[START MATERIAL FOR THE TASK]

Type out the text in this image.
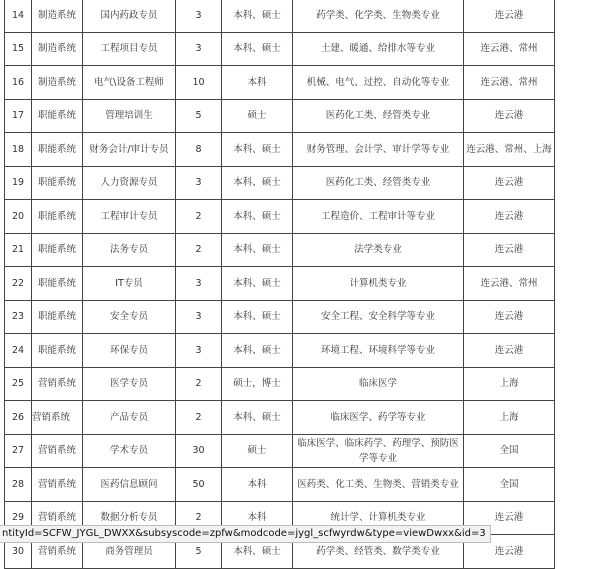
14	制造系统	国内药政专员	3	本科、硕士	药学类、化学类、生物类专业	连云港
15	制造系统	工程项目专员	3	本科、硕士	土建、暖通、给排水等专业	连云港、常州
16	制造系统	电气\设备工程师	10	本科	机械、电气、过控、自动化等专业	连云港、常州
17	职能系统	管理培训生	5	硕士	医药化工类、经管类专业	连云港
18	职能系统	财务会计/审计专员	8	本科、硕士	财务管理、会计学、审计学等专业	连云港、常州、上海
19	职能系统	人力资源专员	3	本科、硕士	医药化工类、经管类专业	连云港
20	职能系统	工程审计专员	2	本科、硕士	工程造价、工程审计等专业	连云港
21	职能系统	法务专员	2	本科、硕士	法学类专业	连云港
22	职能系统	IT专员	3	本科、硕士	计算机类专业	连云港、常州
23	职能系统	安全专员	3	本科、硕士	安全工程、安全科学等专业	连云港
24	职能系统	环保专员	3	本科、硕士	环境工程、环境科学等专业	连云港
25	营销系统	医学专员	2	硕士，博士	临床医学	上海
26	营销系统	产品专员	2	本科、硕士	临床医学、药学等专业	上海
27	营销系统	学术专员	30	硕士	临床医学、临床药学、药理学、预防医学等专业	全国
28	营销系统	医药信息顾问	50	本科	医药类、化工类、生物类、营销类专业	全国
29	营销系统	数据分析专员	2	本科	统计学、计算机类专业	连云港
30	营销系统	商务管理员	5	本科、硕士	药学类、经管类、数学类专业	连云港
ntityId=SCFW_JYGL_DWXX&subsyscode=zpfw&modcode=jygl_scfwyrdw&type=viewDwxx&id=3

[END MATERIAL FOR THE TASK]

## [YOUR GOAL]
Omit the pictures and reproduce the listing exactly.

## [SOLUTION]
Type out the text in this image.
14	制造系统	国内药政专员	3	本科、硕士	药学类、化学类、生物类专业	连云港
15	制造系统	工程项目专员	3	本科、硕士	土建、暖通、给排水等专业	连云港、常州
16	制造系统	电气\设备工程师	10	本科	机械、电气、过控、自动化等专业	连云港、常州
17	职能系统	管理培训生	5	硕士	医药化工类、经管类专业	连云港
18	职能系统	财务会计/审计专员	8	本科、硕士	财务管理、会计学、审计学等专业	连云港、常州、上海
19	职能系统	人力资源专员	3	本科、硕士	医药化工类、经管类专业	连云港
20	职能系统	工程审计专员	2	本科、硕士	工程造价、工程审计等专业	连云港
21	职能系统	法务专员	2	本科、硕士	法学类专业	连云港
22	职能系统	IT专员	3	本科、硕士	计算机类专业	连云港、常州
23	职能系统	安全专员	3	本科、硕士	安全工程、安全科学等专业	连云港
24	职能系统	环保专员	3	本科、硕士	环境工程、环境科学等专业	连云港
25	营销系统	医学专员	2	硕士，博士	临床医学	上海
26	营销系统	产品专员	2	本科、硕士	临床医学、药学等专业	上海
27	营销系统	学术专员	30	硕士	临床医学、临床药学、药理学、预防医学等专业	全国
28	营销系统	医药信息顾问	50	本科	医药类、化工类、生物类、营销类专业	全国
29	营销系统	数据分析专员	2	本科	统计学、计算机类专业	连云港
30	营销系统	商务管理员	5	本科、硕士	药学类、经管类、数学类专业	连云港
ntityId=SCFW_JYGL_DWXX&subsyscode=zpfw&modcode=jygl_scfwyrdw&type=viewDwxx&id=3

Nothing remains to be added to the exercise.